> _TASK BRIEF_: In the data below, find every line with the string "TAPE" and pull it out.

> _THE DATA_:
* * * * * * *

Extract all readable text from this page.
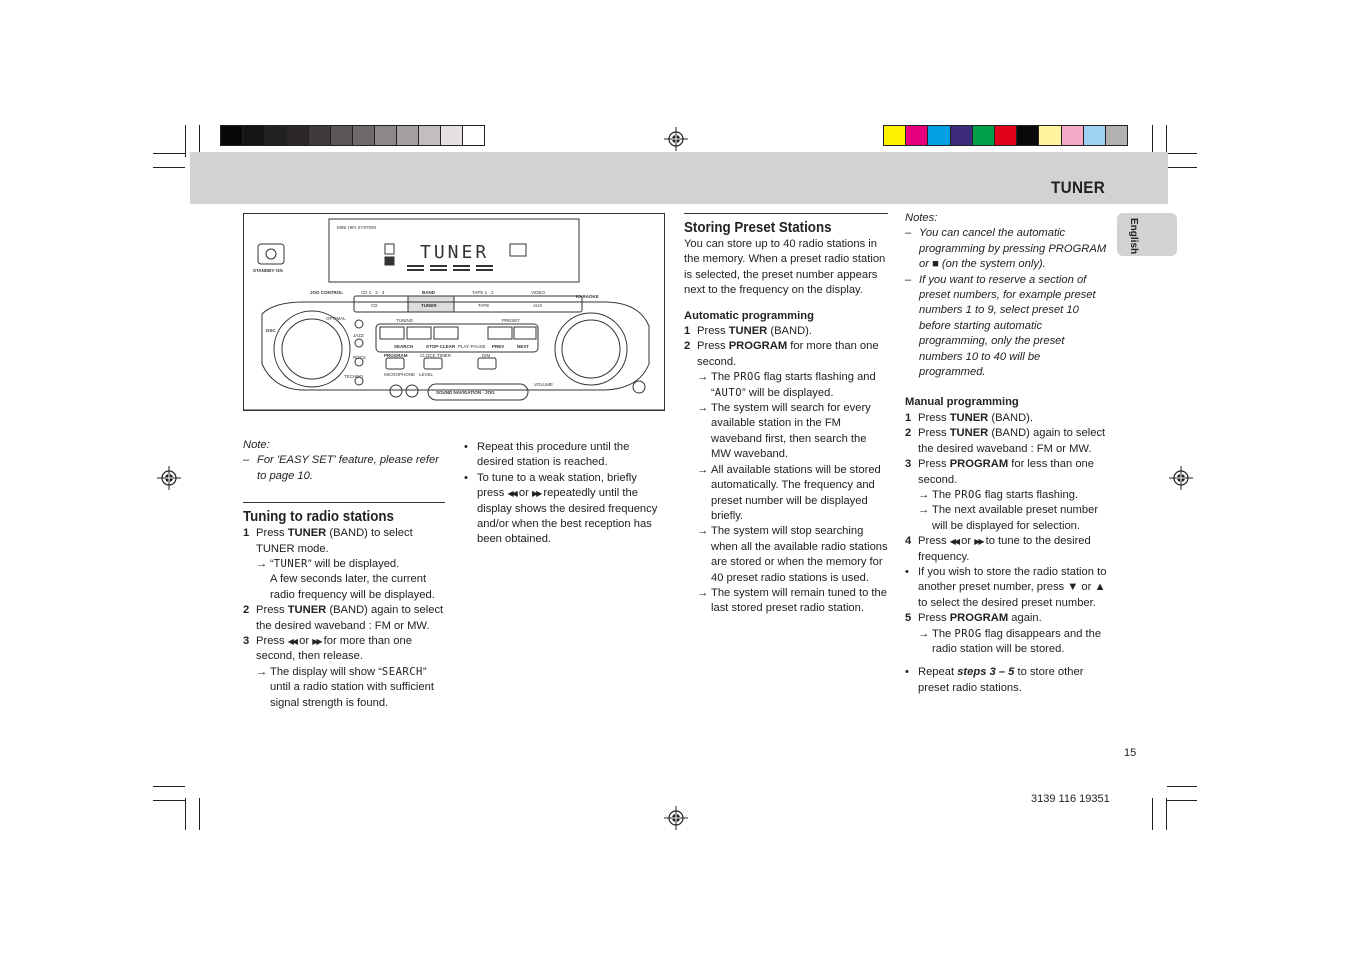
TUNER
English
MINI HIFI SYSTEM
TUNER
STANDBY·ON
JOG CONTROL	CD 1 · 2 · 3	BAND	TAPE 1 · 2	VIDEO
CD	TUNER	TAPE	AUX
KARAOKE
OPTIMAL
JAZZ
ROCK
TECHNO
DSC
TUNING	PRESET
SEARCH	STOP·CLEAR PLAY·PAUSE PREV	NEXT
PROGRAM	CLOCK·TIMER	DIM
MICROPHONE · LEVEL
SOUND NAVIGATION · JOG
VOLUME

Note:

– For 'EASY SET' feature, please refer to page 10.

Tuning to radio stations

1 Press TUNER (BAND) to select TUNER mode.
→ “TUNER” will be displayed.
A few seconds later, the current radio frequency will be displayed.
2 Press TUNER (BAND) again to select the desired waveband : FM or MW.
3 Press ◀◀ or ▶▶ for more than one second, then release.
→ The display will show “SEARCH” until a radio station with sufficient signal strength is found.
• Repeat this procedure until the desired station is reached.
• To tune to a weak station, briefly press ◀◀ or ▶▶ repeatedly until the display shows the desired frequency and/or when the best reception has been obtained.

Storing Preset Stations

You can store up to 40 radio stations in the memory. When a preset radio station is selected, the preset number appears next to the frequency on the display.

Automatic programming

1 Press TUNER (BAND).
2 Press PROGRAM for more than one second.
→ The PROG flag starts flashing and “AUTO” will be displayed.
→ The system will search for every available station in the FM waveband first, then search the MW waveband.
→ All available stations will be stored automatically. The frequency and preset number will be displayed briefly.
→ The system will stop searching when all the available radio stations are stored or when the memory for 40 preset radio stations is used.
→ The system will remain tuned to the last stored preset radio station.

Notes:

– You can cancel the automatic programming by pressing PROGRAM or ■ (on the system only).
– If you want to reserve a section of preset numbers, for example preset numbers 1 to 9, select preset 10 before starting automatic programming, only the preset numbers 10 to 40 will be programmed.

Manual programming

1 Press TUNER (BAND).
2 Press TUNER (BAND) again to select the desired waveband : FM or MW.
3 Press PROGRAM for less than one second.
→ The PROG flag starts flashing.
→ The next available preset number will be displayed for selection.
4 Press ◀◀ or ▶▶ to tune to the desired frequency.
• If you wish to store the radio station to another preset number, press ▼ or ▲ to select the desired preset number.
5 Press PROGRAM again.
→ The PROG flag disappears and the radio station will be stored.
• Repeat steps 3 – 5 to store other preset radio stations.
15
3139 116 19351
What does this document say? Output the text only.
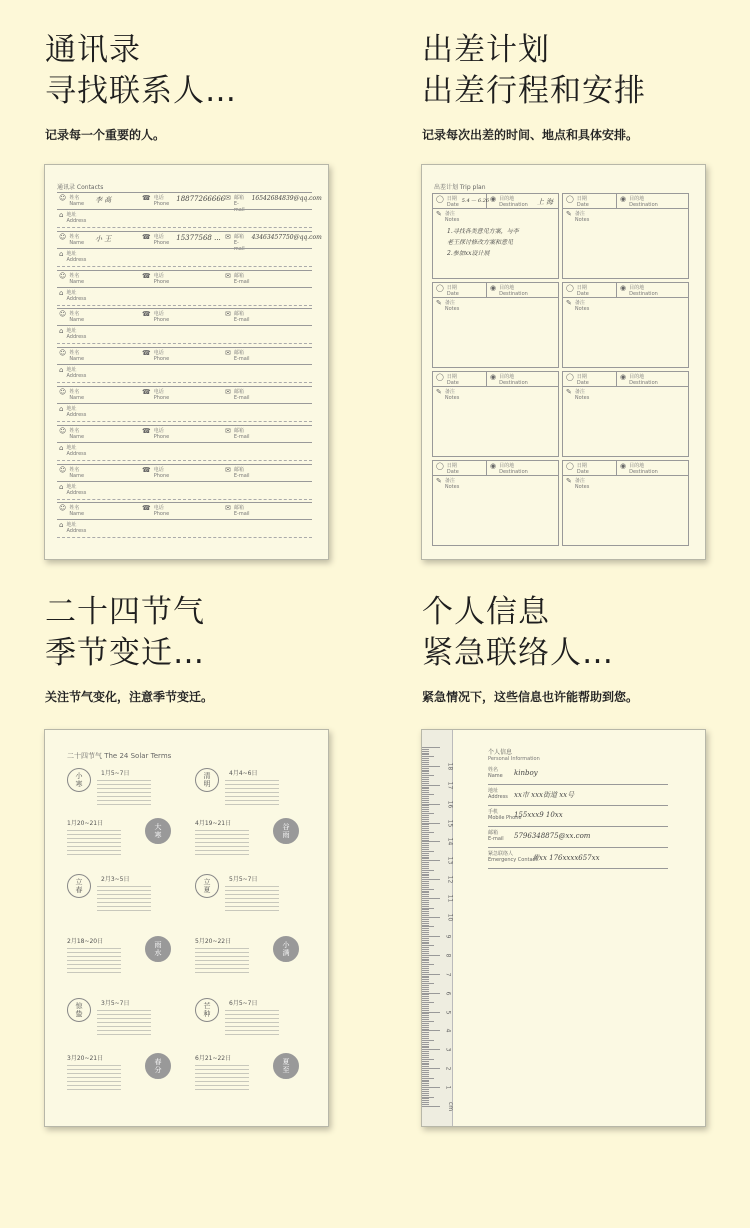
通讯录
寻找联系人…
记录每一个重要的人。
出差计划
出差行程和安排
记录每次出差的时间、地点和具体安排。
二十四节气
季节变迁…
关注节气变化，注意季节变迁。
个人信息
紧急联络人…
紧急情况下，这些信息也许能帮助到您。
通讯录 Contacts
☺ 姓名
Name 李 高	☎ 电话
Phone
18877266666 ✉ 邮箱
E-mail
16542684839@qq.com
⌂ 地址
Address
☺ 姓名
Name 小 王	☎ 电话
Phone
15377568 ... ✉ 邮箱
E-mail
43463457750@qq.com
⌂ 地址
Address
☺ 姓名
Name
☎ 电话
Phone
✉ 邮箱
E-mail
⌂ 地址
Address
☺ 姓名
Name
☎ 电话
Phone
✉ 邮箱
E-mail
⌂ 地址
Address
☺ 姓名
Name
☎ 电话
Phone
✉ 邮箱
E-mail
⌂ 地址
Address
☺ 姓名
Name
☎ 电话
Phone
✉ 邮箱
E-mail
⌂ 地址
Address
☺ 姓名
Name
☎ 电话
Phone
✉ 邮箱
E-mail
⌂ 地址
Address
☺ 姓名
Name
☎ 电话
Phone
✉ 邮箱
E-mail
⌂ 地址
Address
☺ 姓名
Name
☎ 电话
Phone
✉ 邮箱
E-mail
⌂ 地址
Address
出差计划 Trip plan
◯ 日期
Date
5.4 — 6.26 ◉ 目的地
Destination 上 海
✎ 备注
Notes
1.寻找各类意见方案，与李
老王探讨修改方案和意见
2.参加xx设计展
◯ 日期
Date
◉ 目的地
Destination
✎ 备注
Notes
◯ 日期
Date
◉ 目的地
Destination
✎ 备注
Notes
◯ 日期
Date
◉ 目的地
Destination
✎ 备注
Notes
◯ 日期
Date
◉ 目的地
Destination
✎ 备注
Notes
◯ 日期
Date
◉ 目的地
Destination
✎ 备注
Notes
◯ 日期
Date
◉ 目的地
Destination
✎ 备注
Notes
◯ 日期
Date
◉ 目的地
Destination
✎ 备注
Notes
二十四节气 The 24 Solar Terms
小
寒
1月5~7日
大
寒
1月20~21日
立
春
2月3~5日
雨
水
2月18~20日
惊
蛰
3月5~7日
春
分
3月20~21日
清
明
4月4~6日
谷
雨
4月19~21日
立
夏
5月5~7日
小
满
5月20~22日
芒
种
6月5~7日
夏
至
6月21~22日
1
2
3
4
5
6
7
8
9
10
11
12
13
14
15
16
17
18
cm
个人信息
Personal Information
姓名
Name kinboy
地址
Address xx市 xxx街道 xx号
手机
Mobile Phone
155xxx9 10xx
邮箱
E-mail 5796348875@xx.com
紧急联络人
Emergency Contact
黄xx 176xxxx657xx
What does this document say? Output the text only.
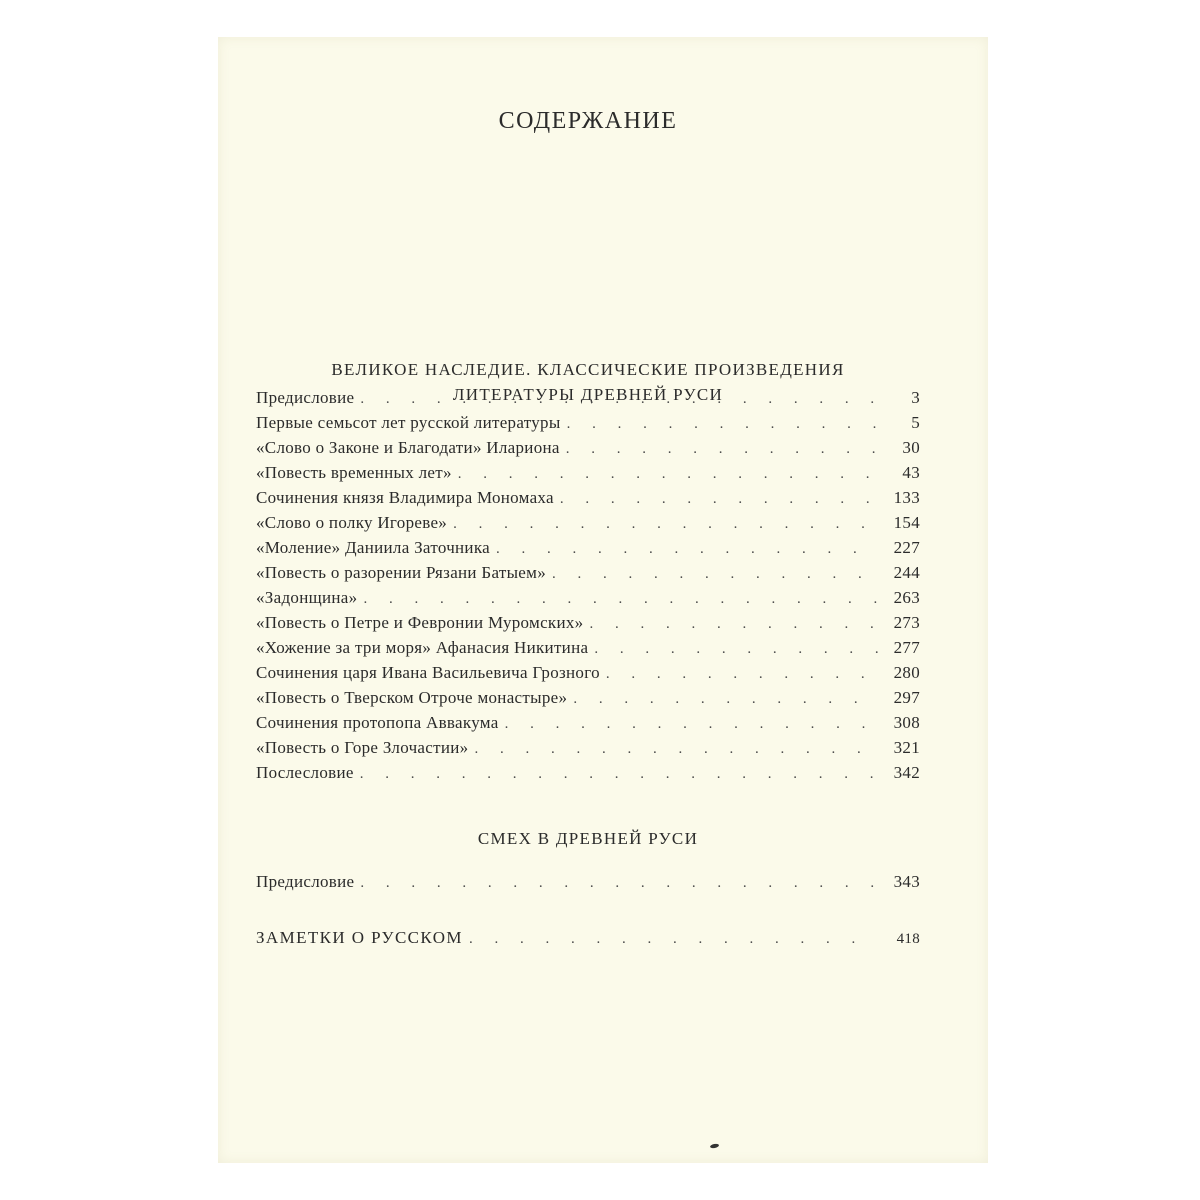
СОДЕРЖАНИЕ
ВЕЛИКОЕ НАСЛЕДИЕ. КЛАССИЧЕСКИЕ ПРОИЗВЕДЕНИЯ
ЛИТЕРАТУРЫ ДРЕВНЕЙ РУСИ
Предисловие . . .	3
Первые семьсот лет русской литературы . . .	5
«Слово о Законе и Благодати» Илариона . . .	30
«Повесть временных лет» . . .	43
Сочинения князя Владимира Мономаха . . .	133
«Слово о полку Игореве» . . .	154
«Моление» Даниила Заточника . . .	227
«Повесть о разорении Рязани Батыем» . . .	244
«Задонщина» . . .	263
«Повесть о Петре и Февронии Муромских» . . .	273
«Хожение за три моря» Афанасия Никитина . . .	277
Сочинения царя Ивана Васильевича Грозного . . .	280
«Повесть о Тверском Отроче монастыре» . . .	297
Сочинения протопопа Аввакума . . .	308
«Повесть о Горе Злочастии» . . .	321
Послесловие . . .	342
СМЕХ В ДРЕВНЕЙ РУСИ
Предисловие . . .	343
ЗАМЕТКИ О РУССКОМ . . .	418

* * * * * * *

> _TASK RESPONSE_:
JOG CONTROL	CD 1 · 2 · 3	BAND	TAPE 1 · 2	VIDEO
CD	TUNER	TAPE	AUX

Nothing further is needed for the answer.